• _Challenge_:
Copy each line where the word "that" occurs.

--- Start Record excerpts ---

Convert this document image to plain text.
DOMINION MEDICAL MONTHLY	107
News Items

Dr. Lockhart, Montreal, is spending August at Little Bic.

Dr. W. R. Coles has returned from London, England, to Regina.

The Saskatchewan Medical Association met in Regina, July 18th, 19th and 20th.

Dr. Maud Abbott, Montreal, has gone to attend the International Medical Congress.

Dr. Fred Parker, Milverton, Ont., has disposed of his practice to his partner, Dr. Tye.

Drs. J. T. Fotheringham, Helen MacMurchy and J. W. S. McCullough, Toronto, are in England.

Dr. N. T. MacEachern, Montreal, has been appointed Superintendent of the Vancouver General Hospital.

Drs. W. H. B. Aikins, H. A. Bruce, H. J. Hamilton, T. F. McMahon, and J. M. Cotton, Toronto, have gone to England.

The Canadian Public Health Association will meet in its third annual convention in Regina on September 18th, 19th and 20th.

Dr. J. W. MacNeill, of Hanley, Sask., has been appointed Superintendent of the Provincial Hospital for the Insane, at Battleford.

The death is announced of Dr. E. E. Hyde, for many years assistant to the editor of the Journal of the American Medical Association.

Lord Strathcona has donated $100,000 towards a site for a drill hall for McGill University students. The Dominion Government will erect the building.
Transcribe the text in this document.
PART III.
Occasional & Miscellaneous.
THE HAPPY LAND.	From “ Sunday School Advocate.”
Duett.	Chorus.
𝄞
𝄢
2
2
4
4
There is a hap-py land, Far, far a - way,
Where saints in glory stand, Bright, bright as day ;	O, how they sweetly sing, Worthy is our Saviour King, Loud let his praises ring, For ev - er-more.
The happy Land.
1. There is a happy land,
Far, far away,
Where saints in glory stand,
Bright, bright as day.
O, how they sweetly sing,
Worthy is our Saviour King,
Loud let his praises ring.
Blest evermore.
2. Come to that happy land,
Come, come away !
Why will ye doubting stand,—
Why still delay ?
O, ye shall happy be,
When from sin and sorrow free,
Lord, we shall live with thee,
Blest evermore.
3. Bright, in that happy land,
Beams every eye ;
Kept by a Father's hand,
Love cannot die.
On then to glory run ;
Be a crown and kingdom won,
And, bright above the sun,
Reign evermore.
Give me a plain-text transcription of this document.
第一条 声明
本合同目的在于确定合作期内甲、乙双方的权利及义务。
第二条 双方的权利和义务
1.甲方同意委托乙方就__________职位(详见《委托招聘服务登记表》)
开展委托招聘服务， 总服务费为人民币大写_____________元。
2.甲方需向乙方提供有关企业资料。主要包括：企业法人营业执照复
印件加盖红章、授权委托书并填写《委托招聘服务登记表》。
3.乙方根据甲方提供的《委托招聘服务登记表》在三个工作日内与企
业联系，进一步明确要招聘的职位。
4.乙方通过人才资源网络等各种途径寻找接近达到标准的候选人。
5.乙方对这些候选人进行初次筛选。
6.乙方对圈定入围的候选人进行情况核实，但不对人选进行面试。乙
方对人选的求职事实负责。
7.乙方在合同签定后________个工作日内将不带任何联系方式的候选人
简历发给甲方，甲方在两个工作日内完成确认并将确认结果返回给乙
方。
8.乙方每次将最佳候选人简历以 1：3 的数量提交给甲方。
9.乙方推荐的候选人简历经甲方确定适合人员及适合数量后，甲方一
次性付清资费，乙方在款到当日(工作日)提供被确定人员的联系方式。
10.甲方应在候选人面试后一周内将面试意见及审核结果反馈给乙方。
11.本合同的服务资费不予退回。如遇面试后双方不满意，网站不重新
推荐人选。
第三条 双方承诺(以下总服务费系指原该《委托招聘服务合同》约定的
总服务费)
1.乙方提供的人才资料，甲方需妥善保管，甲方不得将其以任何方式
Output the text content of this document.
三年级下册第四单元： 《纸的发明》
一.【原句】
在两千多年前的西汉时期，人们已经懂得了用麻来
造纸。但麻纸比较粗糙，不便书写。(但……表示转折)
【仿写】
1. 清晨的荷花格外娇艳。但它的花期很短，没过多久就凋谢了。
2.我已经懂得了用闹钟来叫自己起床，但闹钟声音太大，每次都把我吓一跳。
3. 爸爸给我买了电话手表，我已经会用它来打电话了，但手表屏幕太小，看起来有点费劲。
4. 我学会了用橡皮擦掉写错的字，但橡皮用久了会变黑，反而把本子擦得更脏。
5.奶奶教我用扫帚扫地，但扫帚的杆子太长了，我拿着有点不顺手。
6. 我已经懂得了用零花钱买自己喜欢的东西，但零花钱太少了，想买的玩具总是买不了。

--- End Record excerpts ---

• _Exercise output_:
2. Come to that happy land,
3. Bright, in that happy land,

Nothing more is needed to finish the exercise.